◆ **EXTRACTED TEXT**:
This paper originally appeared in the proceedings of Computability and
Complexity in Analysis, held in Kyoto in August 2005. It has now been
accepted for a journal, and we intend to finalise it very soon.

Abstract Stone Duality is a new axiomatisation of recursive general
topology without set theory. In it, the Dedekind reals satisfy the
Heine--Borel property ("finite open subcover" compactness of [0,1]),
whereas this fails in traditional recursive analysis based on set
theory. How ASD achieves this is, of course, explained in the paper,
but I also gave a summary in my posting to the categories mailing list
on 18 August 2007.

However, this posting is about different issues, and will be expressed
in traditional (set-theoretic) language. Where I have "d in D" here,
in ASD it is written "delta d".

Please see  www.PaulTaylor.EU/ASD/dedras/classical.html  for a version
of this posting that includes links and mathematical symbols.  It
was sent to sci.math.research several weeks ago, generating some
discussion of the definition of reciprocals of intervals, but not of
most of the main points of history about which I wanted to ask.

It did, however, lead me to the original papers about the Archimedean
principle and the classical result that this follows from Dedekind
completeness.  I can send references to anyone who is interested in
this point, or you can search for the names Stolz, Veronese, Killing,
Bettazzi, Vivanti and Holder.   The historical expert on this is
Philip Ehrlich at the University of Ohio.


DEFINITION OF A DEDEKIND CUT

Dedekind originally defined a cut (D,U) as a partition of the
rationals. This means that there are two representations of each
rational number q as a cut, namely ({d | d <= q}, {u | u > q}) and
({d | d < q}, {u | u >= q}). This is messy, even in the classical
situation, so our definition omits q in this case. Who first did this?

◆ **WRITTEN TASK 1**:
Answer these questions about the Dedekind cuts text:
(a) In which city and in what month and year was the Computability and Complexity in Analysis meeting held?
(b) To which newsgroup was the posting sent several weeks earlier?
(c) Who is named as the historical expert, and at which university?

(Collected data entries)
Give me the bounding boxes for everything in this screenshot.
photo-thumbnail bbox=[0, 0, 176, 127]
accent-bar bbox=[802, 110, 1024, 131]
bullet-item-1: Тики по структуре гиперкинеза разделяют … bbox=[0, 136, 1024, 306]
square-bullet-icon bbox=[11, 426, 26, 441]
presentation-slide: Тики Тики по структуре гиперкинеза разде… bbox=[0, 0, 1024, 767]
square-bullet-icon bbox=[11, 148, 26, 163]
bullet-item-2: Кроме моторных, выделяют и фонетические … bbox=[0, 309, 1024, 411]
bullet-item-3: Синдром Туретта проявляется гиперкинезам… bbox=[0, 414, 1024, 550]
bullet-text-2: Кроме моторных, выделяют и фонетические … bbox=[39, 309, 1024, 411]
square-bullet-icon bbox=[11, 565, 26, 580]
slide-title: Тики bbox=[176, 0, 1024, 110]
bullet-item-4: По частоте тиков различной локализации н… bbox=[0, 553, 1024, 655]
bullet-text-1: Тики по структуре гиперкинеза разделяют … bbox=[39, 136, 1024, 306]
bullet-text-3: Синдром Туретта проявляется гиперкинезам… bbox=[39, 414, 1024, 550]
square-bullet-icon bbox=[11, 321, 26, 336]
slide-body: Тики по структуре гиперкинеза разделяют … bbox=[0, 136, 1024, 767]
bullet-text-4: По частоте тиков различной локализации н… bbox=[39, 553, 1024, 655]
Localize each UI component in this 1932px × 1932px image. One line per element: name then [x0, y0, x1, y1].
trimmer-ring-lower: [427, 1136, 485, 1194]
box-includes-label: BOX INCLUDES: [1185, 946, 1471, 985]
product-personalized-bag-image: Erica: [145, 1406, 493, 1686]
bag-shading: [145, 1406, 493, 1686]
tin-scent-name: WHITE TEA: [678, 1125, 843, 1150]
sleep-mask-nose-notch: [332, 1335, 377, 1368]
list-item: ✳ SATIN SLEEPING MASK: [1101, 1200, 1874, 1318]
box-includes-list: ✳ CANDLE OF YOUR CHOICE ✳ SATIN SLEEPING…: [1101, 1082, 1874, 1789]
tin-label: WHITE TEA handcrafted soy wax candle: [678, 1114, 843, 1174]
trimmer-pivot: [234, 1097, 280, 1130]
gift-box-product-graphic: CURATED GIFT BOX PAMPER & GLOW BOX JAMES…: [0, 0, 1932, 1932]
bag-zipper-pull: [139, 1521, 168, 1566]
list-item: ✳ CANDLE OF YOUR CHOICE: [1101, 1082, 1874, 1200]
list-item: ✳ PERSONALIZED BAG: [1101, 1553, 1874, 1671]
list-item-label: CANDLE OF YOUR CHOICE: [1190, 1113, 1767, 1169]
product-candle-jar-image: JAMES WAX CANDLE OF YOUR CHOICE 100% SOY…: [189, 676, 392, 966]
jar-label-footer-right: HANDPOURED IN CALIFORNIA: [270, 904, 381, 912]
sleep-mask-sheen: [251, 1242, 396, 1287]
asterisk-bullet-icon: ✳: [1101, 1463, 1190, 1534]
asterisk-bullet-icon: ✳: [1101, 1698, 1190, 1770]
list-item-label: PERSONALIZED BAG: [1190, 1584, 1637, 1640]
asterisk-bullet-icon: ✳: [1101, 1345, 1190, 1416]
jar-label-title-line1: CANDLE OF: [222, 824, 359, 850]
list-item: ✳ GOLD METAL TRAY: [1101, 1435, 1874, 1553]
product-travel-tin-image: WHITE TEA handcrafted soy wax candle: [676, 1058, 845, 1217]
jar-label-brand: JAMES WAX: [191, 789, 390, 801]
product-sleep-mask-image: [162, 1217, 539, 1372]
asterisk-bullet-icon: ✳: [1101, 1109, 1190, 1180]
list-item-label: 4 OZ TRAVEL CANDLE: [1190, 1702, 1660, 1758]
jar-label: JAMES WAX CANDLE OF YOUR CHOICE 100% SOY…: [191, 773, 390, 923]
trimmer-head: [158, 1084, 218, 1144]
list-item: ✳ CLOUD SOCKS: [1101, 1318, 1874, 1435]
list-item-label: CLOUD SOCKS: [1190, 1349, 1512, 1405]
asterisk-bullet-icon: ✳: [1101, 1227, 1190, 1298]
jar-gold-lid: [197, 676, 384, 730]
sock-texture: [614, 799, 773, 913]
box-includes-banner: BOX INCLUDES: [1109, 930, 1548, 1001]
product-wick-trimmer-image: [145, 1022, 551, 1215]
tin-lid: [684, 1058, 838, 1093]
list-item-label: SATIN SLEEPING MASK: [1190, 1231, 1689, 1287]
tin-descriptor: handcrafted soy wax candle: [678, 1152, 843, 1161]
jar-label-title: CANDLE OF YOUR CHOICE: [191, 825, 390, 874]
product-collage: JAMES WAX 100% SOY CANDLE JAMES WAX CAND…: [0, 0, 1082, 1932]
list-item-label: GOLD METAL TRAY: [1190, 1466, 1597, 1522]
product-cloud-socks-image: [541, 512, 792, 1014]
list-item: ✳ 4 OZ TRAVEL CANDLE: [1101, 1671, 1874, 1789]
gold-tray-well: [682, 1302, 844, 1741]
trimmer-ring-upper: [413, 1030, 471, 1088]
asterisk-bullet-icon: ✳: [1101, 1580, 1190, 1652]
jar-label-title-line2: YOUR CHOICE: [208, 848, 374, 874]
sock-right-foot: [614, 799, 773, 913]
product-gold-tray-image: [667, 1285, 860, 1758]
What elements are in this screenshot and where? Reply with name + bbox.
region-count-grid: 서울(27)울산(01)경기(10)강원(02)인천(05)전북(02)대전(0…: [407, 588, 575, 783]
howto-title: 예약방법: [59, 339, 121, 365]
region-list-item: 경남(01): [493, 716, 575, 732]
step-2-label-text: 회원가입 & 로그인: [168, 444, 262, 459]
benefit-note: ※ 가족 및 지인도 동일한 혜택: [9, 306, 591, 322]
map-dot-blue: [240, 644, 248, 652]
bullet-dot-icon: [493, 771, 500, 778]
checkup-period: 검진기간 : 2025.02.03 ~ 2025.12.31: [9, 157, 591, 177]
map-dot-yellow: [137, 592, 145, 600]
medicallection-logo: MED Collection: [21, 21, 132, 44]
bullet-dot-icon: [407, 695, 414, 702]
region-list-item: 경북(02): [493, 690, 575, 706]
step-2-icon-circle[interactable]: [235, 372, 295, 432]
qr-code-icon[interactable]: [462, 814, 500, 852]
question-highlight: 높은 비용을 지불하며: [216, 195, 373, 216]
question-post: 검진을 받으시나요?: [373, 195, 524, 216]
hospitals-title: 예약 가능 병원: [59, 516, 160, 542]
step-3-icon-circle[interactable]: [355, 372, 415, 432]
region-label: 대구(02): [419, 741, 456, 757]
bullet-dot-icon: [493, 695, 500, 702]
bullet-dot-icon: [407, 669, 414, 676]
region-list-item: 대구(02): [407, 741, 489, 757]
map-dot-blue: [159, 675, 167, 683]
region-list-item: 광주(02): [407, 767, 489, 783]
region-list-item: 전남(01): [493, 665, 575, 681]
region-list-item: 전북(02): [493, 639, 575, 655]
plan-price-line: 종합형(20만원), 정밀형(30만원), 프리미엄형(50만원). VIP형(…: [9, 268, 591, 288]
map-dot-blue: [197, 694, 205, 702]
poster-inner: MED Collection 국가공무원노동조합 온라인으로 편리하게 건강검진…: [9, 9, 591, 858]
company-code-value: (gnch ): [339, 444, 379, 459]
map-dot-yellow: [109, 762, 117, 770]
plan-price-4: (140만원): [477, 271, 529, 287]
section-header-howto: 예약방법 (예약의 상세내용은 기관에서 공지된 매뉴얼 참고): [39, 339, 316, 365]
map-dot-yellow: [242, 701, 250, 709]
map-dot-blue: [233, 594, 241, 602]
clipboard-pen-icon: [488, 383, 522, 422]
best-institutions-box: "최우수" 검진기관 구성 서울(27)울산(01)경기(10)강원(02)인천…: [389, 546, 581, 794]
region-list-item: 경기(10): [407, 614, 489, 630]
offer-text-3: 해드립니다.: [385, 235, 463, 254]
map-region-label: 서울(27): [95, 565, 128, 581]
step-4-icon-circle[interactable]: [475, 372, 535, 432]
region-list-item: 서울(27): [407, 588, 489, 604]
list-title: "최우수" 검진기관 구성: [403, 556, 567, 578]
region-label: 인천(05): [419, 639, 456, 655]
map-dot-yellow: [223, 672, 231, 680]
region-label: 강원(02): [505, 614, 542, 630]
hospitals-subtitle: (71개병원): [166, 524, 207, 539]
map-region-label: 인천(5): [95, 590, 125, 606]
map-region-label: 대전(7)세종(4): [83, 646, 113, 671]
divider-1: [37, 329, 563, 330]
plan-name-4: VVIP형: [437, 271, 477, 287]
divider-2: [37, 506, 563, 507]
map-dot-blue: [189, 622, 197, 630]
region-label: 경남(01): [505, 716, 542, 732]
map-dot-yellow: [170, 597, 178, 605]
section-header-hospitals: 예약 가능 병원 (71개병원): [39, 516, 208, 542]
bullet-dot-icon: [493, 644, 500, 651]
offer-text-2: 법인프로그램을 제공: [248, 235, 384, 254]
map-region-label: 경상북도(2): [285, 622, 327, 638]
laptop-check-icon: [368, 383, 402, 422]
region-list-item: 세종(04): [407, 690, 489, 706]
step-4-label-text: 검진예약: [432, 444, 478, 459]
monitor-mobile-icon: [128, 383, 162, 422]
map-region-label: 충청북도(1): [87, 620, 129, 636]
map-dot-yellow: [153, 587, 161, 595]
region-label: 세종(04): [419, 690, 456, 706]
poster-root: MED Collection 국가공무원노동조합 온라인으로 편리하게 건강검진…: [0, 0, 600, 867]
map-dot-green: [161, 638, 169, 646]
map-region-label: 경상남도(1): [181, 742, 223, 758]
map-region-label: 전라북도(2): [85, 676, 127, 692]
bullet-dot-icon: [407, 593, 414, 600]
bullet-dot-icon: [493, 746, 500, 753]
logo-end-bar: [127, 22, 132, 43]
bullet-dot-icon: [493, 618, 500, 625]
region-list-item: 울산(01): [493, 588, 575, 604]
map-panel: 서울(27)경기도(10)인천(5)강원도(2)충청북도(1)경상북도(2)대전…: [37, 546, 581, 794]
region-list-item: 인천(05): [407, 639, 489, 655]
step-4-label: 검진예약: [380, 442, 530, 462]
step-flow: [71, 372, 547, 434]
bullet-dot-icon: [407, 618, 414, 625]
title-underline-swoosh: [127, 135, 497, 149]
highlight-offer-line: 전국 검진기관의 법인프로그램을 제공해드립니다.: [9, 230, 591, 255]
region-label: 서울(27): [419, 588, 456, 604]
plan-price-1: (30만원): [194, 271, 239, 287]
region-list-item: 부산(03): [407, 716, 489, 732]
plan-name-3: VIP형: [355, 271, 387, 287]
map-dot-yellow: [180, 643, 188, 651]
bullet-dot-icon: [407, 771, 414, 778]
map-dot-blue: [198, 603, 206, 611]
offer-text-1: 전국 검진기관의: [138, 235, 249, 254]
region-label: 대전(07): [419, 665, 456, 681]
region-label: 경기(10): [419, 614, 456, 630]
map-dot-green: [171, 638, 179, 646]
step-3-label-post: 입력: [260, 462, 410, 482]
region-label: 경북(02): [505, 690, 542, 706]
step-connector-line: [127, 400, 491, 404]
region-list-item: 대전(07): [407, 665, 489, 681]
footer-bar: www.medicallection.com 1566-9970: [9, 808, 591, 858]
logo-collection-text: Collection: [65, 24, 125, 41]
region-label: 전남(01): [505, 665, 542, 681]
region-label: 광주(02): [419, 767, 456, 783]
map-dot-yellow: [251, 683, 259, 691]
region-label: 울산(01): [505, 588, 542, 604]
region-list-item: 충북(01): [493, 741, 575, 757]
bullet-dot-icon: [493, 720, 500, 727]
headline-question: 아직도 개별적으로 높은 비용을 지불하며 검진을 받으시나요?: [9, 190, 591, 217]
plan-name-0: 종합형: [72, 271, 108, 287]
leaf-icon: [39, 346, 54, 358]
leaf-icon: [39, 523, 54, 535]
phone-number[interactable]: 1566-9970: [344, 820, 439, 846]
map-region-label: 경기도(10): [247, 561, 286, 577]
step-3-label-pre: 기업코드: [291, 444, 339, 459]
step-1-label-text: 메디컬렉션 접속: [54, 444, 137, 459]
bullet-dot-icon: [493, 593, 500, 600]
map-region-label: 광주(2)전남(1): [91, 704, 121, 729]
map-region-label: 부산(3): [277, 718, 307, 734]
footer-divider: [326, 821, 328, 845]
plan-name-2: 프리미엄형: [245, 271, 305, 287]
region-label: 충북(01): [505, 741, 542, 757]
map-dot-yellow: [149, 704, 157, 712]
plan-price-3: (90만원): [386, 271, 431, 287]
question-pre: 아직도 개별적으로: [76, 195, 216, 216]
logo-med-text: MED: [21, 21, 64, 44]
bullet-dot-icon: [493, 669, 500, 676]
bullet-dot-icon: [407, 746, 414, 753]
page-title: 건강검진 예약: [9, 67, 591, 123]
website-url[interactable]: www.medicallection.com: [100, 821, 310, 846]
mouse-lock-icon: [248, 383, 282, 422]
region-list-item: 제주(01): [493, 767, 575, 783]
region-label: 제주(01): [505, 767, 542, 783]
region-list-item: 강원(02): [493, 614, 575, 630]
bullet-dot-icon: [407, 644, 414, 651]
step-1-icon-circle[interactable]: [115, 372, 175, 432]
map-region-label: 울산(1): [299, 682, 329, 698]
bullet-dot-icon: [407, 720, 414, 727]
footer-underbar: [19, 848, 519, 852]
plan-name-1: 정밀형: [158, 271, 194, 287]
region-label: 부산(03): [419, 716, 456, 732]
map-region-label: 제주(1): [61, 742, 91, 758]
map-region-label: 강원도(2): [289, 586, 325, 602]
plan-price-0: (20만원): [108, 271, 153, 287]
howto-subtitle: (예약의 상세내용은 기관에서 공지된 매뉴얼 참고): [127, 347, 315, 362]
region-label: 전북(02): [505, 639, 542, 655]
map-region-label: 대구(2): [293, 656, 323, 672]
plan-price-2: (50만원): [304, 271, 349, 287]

◆ **WRITTEN TASK 2**:
Express the part of the rows that opens with the first row and closes with the line containing "slide-body: Тики по" as a Markdown table with the columns Row and Line. Skip any blank lines.

◆ **TASK RESULT 1**:
(a) Kyoto, August 2005
(b) sci.math.research
(c) Philip Ehrlich, at the University of Ohio

◆ **TASK RESULT 2**:
| Row | Line |
|---|---|
| 1 | Give me the bounding boxes for everything in this screenshot. |
| 2 | photo-thumbnail bbox=[0, 0, 176, 127] |
| 3 | accent-bar bbox=[802, 110, 1024, 131] |
| 4 | bullet-item-1: Тики по структуре гиперкинеза разделяют … bbox=[0, 136, 1024, 306] |
| 5 | square-bullet-icon bbox=[11, 426, 26, 441] |
| 6 | presentation-slide: Тики Тики по структуре гиперкинеза разде… bbox=[0, 0, 1024, 767] |
| 7 | square-bullet-icon bbox=[11, 148, 26, 163] |
| 8 | bullet-item-2: Кроме моторных, выделяют и фонетические … bbox=[0, 309, 1024, 411] |
| 9 | bullet-item-3: Синдром Туретта проявляется гиперкинезам… bbox=[0, 414, 1024, 550] |
| 10 | bullet-text-2: Кроме моторных, выделяют и фонетические … bbox=[39, 309, 1024, 411] |
| 11 | square-bullet-icon bbox=[11, 565, 26, 580] |
| 12 | slide-title: Тики bbox=[176, 0, 1024, 110] |
| 13 | bullet-item-4: По частоте тиков различной локализации н… bbox=[0, 553, 1024, 655] |
| 14 | bullet-text-1: Тики по структуре гиперкинеза разделяют … bbox=[39, 136, 1024, 306] |
| 15 | bullet-text-3: Синдром Туретта проявляется гиперкинезам… bbox=[39, 414, 1024, 550] |
| 16 | square-bullet-icon bbox=[11, 321, 26, 336] |
| 17 | slide-body: Тики по структуре гиперкинеза разделяют … bbox=[0, 136, 1024, 767] |